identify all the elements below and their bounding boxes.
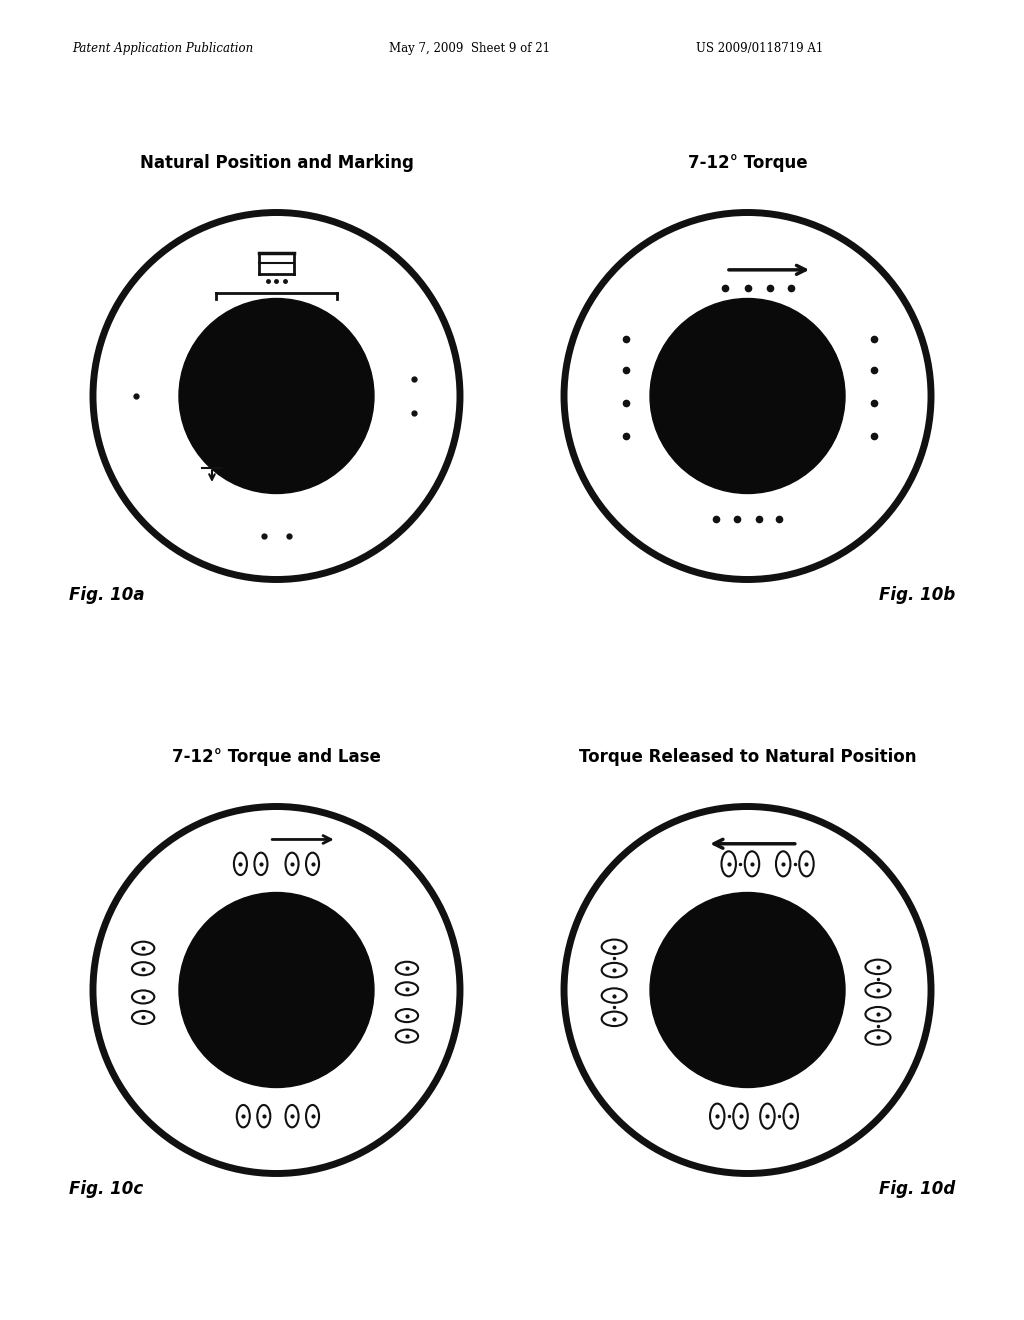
Text: Fig. 10d: Fig. 10d [880, 1180, 955, 1197]
Text: Fig. 10a: Fig. 10a [69, 586, 144, 603]
Circle shape [179, 892, 374, 1088]
Text: Fig. 10c: Fig. 10c [69, 1180, 143, 1197]
Text: Torque Released to Natural Position: Torque Released to Natural Position [579, 748, 916, 767]
Text: 7-12° Torque: 7-12° Torque [688, 154, 807, 173]
Text: May 7, 2009  Sheet 9 of 21: May 7, 2009 Sheet 9 of 21 [389, 42, 550, 55]
Circle shape [650, 892, 845, 1088]
Circle shape [179, 298, 374, 494]
Text: Natural Position and Marking: Natural Position and Marking [139, 154, 414, 173]
Text: Fig. 10b: Fig. 10b [880, 586, 955, 603]
Circle shape [650, 298, 845, 494]
Text: 7-12° Torque and Lase: 7-12° Torque and Lase [172, 748, 381, 767]
Text: US 2009/0118719 A1: US 2009/0118719 A1 [696, 42, 823, 55]
Text: Patent Application Publication: Patent Application Publication [72, 42, 253, 55]
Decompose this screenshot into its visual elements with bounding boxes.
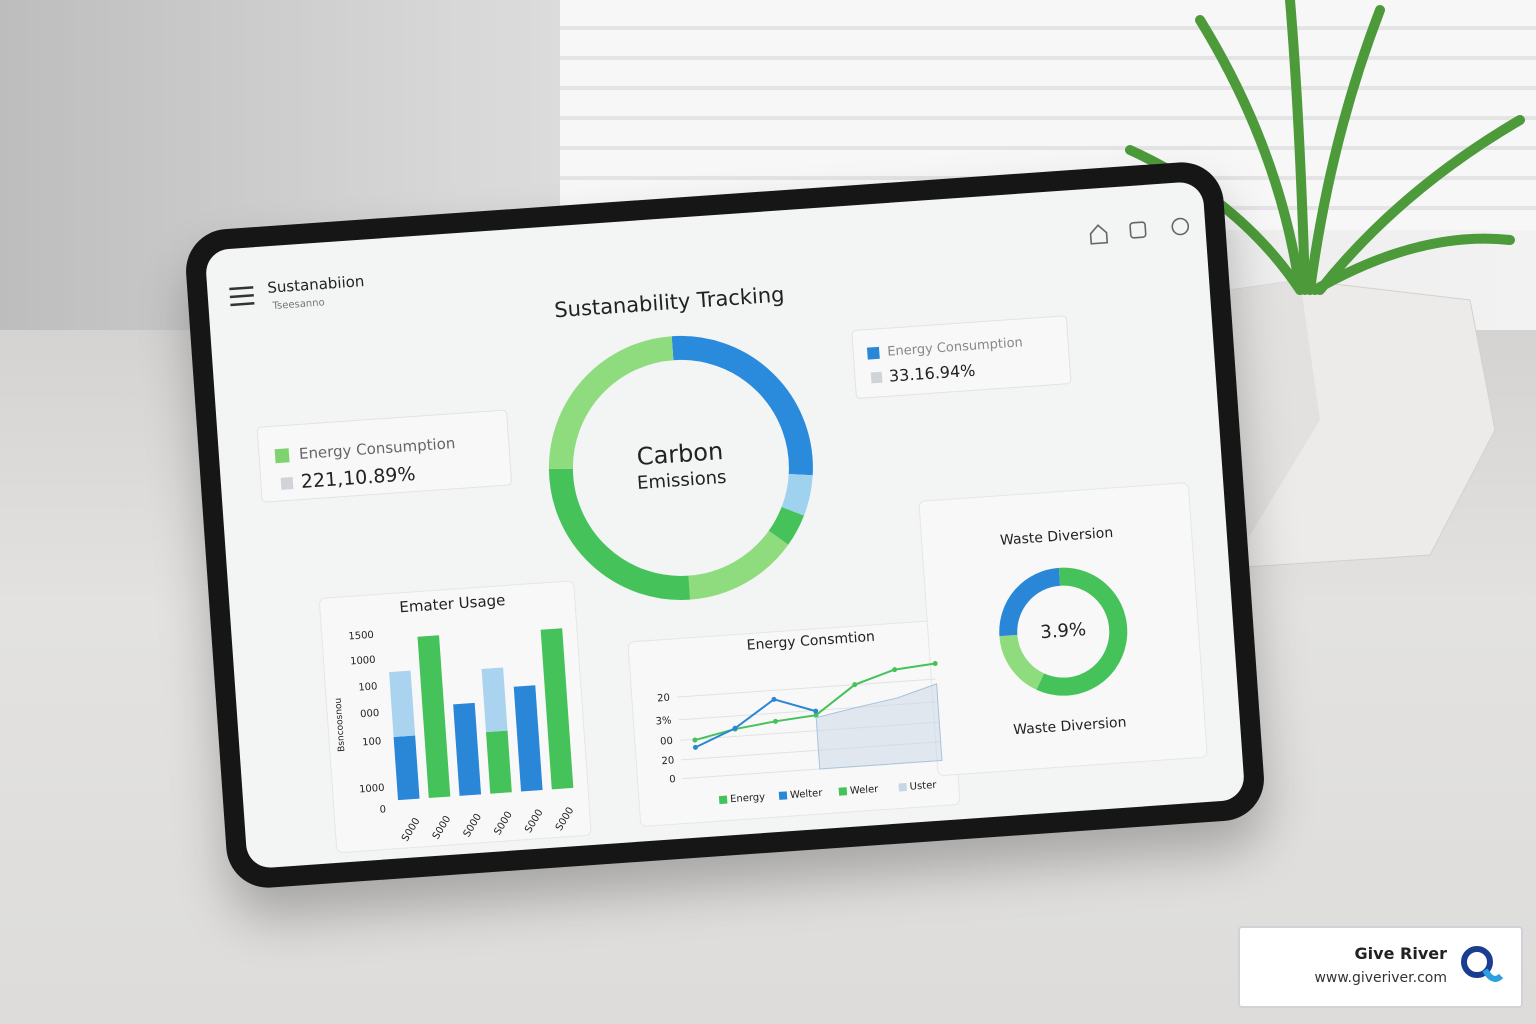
card-swatch — [280, 477, 294, 490]
y-tick-label: 0 — [379, 804, 386, 815]
point — [852, 682, 858, 688]
legend-swatch — [718, 795, 728, 805]
bar — [389, 670, 416, 737]
app-title: Sustanabiion — [267, 272, 365, 297]
y-axis-label: Bsncoosnou — [334, 697, 348, 752]
legend-swatch — [898, 782, 907, 792]
donut-segment — [768, 506, 804, 545]
bar — [540, 628, 574, 790]
home-icon[interactable] — [1089, 224, 1109, 245]
legend-label: Weler — [850, 784, 880, 797]
brand-url: www.giveriver.com — [1314, 970, 1447, 986]
dashboard: Sustanabiion Tseesanno Sustanability Tra… — [229, 217, 1208, 853]
tablet: Sustanabiion Tseesanno Sustanability Tra… — [183, 159, 1267, 891]
y-tick-label: 000 — [360, 708, 380, 720]
line — [695, 698, 816, 749]
legend-label: Uster — [909, 780, 937, 793]
point — [932, 660, 938, 666]
legend-label: Energy — [730, 792, 766, 805]
bar — [513, 685, 543, 792]
bar — [485, 730, 512, 794]
square-icon[interactable] — [1129, 221, 1147, 239]
y-tick-label: 20 — [661, 755, 674, 767]
point — [692, 744, 698, 750]
card-swatch — [870, 371, 883, 384]
y-tick-label: 1500 — [348, 630, 374, 643]
point — [813, 708, 819, 714]
bar — [393, 735, 420, 801]
bar — [417, 635, 451, 798]
card — [851, 315, 1072, 399]
donut-segment — [999, 634, 1045, 690]
legend-label: Welter — [790, 788, 824, 801]
menu-icon[interactable] — [229, 286, 255, 307]
card-swatch — [866, 346, 880, 360]
y-tick-label: 0 — [669, 774, 676, 785]
panel — [918, 482, 1208, 776]
y-tick-label: 3% — [655, 715, 672, 727]
y-tick-label: 1000 — [359, 783, 385, 796]
point — [771, 696, 777, 702]
donut-segment — [671, 335, 813, 476]
point — [772, 718, 778, 724]
center-text: Emissions — [636, 467, 727, 494]
point — [813, 712, 819, 718]
profile-icon[interactable] — [1171, 217, 1190, 236]
chart-footer: Waste Diversion — [1013, 714, 1127, 738]
donut-segment — [688, 530, 789, 600]
grid-line — [676, 678, 937, 698]
chart-title: Waste Diversion — [1000, 525, 1114, 549]
bar — [481, 667, 508, 733]
app-subtitle: Tseesanno — [271, 297, 325, 312]
watermark: Give River www.giveriver.com — [1238, 926, 1523, 1008]
center-text: 3.9% — [1040, 619, 1087, 643]
y-tick-label: 20 — [657, 693, 670, 705]
y-tick-label: 1000 — [350, 655, 376, 668]
page-title: Sustanability Tracking — [554, 282, 786, 322]
donut-segment — [999, 567, 1061, 637]
card — [256, 409, 512, 503]
point — [692, 737, 698, 743]
donut-segment — [781, 473, 813, 516]
brand-name: Give River — [1354, 944, 1447, 963]
y-tick-label: 100 — [358, 681, 378, 693]
y-tick-label: 00 — [660, 736, 673, 748]
screen: Sustanabiion Tseesanno Sustanability Tra… — [204, 180, 1246, 870]
brand-logo — [1461, 946, 1504, 982]
donut-segment — [548, 336, 674, 469]
legend-swatch — [838, 787, 848, 796]
center-text: Carbon — [636, 437, 724, 471]
bar — [453, 702, 482, 796]
y-tick-label: 100 — [362, 736, 382, 748]
area — [815, 683, 943, 770]
donut-segment — [548, 468, 691, 600]
point — [892, 667, 898, 673]
card-swatch — [274, 448, 290, 464]
donut-segment — [1036, 567, 1128, 696]
point — [732, 725, 738, 731]
legend-swatch — [778, 791, 788, 800]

========================

Exercise instructions: Retype all of the rows above character for character, and leave the pictures out of your copy.

Exercise solution:
identify all the elements below and their bounding boxes.
Text: Fig. 10d: Fig. 10d [880, 1180, 955, 1197]
Text: Fig. 10a: Fig. 10a [69, 586, 144, 603]
Circle shape [179, 892, 374, 1088]
Text: Fig. 10c: Fig. 10c [69, 1180, 143, 1197]
Text: Torque Released to Natural Position: Torque Released to Natural Position [579, 748, 916, 767]
Text: 7-12° Torque: 7-12° Torque [688, 154, 807, 173]
Text: May 7, 2009  Sheet 9 of 21: May 7, 2009 Sheet 9 of 21 [389, 42, 550, 55]
Circle shape [650, 892, 845, 1088]
Circle shape [179, 298, 374, 494]
Text: Natural Position and Marking: Natural Position and Marking [139, 154, 414, 173]
Text: Fig. 10b: Fig. 10b [880, 586, 955, 603]
Circle shape [650, 298, 845, 494]
Text: 7-12° Torque and Lase: 7-12° Torque and Lase [172, 748, 381, 767]
Text: US 2009/0118719 A1: US 2009/0118719 A1 [696, 42, 823, 55]
Text: Patent Application Publication: Patent Application Publication [72, 42, 253, 55]
Decompose this screenshot into its visual elements with bounding boxes.
card-swatch — [280, 477, 294, 490]
y-tick-label: 0 — [379, 804, 386, 815]
point — [852, 682, 858, 688]
legend-swatch — [718, 795, 728, 805]
bar — [389, 670, 416, 737]
app-title: Sustanabiion — [267, 272, 365, 297]
y-axis-label: Bsncoosnou — [334, 697, 348, 752]
legend-swatch — [898, 782, 907, 792]
donut-segment — [768, 506, 804, 545]
bar — [540, 628, 574, 790]
home-icon[interactable] — [1089, 224, 1109, 245]
legend-label: Weler — [850, 784, 880, 797]
brand-url: www.giveriver.com — [1314, 970, 1447, 986]
dashboard: Sustanabiion Tseesanno Sustanability Tra… — [229, 217, 1208, 853]
tablet: Sustanabiion Tseesanno Sustanability Tra… — [183, 159, 1267, 891]
y-tick-label: 000 — [360, 708, 380, 720]
line — [695, 698, 816, 749]
legend-label: Uster — [909, 780, 937, 793]
point — [932, 660, 938, 666]
legend-label: Energy — [730, 792, 766, 805]
bar — [513, 685, 543, 792]
bar — [485, 730, 512, 794]
square-icon[interactable] — [1129, 221, 1147, 239]
y-tick-label: 20 — [661, 755, 674, 767]
point — [692, 744, 698, 750]
card-swatch — [870, 371, 883, 384]
y-tick-label: 1500 — [348, 630, 374, 643]
point — [813, 708, 819, 714]
bar — [393, 735, 420, 801]
bar — [417, 635, 451, 798]
card — [851, 315, 1072, 399]
donut-segment — [999, 634, 1045, 690]
legend-label: Welter — [790, 788, 824, 801]
menu-icon[interactable] — [229, 286, 255, 307]
card-swatch — [866, 346, 880, 360]
y-tick-label: 0 — [669, 774, 676, 785]
panel — [918, 482, 1208, 776]
y-tick-label: 3% — [655, 715, 672, 727]
y-tick-label: 1000 — [359, 783, 385, 796]
point — [771, 696, 777, 702]
donut-segment — [671, 335, 813, 476]
point — [772, 718, 778, 724]
center-text: Emissions — [636, 467, 727, 494]
point — [813, 712, 819, 718]
profile-icon[interactable] — [1171, 217, 1190, 236]
chart-footer: Waste Diversion — [1013, 714, 1127, 738]
donut-segment — [688, 530, 789, 600]
grid-line — [676, 678, 937, 698]
chart-title: Waste Diversion — [1000, 525, 1114, 549]
bar — [481, 667, 508, 733]
app-subtitle: Tseesanno — [271, 297, 325, 312]
watermark: Give River www.giveriver.com — [1238, 926, 1523, 1008]
center-text: 3.9% — [1040, 619, 1087, 643]
y-tick-label: 20 — [657, 693, 670, 705]
y-tick-label: 1000 — [350, 655, 376, 668]
page-title: Sustanability Tracking — [554, 282, 786, 322]
donut-segment — [999, 567, 1061, 637]
card — [256, 409, 512, 503]
point — [692, 737, 698, 743]
donut-segment — [781, 473, 813, 516]
brand-name: Give River — [1354, 944, 1447, 963]
y-tick-label: 100 — [358, 681, 378, 693]
y-tick-label: 00 — [660, 736, 673, 748]
screen: Sustanabiion Tseesanno Sustanability Tra… — [204, 180, 1246, 870]
brand-logo — [1461, 946, 1504, 982]
donut-segment — [548, 336, 674, 469]
legend-swatch — [838, 787, 848, 796]
center-text: Carbon — [636, 437, 724, 471]
bar — [453, 702, 482, 796]
y-tick-label: 100 — [362, 736, 382, 748]
area — [815, 683, 943, 770]
donut-segment — [548, 468, 691, 600]
point — [892, 667, 898, 673]
card-swatch — [274, 448, 290, 464]
donut-segment — [1036, 567, 1128, 696]
point — [732, 725, 738, 731]
legend-swatch — [778, 791, 788, 800]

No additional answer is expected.